• Task details:
List all the lines in these records that hold "reference".

(Dataset records)
'''

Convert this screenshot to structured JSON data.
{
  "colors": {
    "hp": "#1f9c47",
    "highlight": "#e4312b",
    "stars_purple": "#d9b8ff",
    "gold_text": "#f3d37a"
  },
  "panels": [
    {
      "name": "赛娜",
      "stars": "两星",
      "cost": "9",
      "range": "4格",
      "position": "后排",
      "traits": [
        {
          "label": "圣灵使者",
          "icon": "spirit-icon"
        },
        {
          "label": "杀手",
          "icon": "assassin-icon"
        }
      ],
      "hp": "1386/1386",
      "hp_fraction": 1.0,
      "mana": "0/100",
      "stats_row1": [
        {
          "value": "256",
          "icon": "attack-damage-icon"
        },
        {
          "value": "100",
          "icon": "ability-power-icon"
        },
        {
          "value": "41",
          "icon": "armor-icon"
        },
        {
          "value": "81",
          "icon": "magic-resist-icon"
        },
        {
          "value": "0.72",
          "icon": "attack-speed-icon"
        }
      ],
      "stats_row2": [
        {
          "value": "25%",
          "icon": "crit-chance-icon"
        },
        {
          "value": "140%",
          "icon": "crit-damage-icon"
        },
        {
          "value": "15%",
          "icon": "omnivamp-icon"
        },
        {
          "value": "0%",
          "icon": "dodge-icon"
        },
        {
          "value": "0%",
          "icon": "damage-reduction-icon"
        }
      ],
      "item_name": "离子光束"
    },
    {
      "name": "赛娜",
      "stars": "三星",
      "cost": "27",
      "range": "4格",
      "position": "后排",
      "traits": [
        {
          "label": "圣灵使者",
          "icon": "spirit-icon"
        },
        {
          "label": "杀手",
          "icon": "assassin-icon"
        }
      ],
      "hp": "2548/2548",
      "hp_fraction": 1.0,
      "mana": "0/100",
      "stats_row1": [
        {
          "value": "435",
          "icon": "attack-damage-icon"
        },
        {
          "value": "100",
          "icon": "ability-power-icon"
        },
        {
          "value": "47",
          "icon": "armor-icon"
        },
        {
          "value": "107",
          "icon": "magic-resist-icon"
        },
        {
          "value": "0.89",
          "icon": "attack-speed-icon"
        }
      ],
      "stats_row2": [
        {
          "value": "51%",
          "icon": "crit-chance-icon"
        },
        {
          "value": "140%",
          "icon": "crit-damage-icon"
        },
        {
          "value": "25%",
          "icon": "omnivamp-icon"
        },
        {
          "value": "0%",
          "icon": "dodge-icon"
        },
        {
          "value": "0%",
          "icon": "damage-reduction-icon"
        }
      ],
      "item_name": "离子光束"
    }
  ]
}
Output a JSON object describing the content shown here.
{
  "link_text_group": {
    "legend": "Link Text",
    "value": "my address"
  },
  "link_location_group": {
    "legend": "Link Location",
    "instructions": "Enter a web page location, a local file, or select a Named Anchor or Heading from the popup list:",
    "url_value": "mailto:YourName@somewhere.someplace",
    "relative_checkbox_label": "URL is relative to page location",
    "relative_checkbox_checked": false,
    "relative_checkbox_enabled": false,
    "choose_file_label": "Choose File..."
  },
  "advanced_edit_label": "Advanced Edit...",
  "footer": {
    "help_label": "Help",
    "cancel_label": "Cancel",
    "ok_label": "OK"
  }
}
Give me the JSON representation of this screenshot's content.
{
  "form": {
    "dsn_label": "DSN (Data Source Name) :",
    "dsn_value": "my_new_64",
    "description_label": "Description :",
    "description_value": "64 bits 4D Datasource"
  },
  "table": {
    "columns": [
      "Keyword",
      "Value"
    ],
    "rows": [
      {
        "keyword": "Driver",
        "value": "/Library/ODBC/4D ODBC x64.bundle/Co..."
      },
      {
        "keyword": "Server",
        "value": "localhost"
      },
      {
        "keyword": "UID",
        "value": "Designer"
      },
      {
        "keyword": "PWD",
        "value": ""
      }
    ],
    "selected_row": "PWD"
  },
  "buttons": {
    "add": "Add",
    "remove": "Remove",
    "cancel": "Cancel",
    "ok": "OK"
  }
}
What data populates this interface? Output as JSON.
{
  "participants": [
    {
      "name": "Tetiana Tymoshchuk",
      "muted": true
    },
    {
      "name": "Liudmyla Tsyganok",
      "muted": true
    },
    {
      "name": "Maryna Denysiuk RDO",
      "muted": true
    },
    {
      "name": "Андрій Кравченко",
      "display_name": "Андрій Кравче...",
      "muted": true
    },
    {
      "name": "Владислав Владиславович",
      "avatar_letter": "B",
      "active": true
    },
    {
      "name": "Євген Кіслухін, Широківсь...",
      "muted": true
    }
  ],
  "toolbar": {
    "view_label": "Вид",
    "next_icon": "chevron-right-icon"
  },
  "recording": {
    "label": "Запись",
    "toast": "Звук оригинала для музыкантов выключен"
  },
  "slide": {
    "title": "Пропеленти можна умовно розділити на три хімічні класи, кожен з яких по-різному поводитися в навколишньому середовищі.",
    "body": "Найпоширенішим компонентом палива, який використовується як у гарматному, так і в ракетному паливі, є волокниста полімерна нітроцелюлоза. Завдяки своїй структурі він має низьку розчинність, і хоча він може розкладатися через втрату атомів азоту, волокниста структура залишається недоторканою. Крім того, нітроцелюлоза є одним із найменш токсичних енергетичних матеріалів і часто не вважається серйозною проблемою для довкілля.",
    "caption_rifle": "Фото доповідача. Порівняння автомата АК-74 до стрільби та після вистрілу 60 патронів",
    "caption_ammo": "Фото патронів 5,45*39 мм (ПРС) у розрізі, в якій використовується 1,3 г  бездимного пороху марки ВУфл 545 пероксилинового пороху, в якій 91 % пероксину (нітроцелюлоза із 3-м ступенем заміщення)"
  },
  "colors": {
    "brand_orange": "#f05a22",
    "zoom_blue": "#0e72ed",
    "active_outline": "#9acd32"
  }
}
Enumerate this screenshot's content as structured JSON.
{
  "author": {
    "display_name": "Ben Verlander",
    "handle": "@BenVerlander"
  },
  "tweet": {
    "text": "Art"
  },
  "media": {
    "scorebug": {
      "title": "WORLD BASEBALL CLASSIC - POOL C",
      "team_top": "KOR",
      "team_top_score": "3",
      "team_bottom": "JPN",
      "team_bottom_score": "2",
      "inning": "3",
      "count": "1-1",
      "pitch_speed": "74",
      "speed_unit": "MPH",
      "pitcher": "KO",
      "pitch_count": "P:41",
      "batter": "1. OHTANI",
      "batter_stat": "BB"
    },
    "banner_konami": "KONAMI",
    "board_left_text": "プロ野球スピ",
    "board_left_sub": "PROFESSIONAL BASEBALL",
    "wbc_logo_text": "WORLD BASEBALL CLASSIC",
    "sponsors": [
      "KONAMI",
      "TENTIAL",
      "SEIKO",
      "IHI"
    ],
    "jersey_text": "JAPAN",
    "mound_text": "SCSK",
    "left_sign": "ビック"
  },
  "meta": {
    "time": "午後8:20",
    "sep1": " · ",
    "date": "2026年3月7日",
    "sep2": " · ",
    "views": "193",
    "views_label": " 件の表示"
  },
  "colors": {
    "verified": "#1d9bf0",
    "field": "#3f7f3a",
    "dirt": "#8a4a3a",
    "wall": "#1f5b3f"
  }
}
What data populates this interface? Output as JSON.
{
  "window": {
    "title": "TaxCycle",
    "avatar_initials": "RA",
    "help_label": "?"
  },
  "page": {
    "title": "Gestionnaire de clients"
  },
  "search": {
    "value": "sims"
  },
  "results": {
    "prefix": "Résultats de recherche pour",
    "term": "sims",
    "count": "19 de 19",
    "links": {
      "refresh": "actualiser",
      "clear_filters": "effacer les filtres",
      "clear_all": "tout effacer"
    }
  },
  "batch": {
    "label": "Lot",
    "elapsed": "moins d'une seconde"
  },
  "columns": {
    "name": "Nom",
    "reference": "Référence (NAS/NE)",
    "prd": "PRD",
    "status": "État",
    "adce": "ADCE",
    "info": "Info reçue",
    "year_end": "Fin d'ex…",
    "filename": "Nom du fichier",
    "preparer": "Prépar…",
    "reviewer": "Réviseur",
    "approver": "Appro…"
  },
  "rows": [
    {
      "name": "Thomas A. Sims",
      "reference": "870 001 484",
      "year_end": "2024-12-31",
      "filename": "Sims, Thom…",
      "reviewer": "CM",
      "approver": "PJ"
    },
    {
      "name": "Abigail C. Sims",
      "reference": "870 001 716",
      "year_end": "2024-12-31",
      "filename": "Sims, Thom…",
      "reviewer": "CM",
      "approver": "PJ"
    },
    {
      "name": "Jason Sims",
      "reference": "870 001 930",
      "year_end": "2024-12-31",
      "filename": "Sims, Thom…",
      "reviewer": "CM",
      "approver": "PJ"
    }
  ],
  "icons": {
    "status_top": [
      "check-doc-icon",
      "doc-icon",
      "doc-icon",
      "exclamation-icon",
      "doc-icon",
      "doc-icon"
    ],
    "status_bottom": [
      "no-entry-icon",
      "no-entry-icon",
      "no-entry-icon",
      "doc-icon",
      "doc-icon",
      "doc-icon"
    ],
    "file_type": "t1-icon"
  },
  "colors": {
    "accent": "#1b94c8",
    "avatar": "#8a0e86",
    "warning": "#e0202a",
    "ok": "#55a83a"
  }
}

'''

• Exercise response:
    "reference": "Référence (NAS/NE)",
      "reference": "870 001 484",
      "reference": "870 001 716",
      "reference": "870 001 930",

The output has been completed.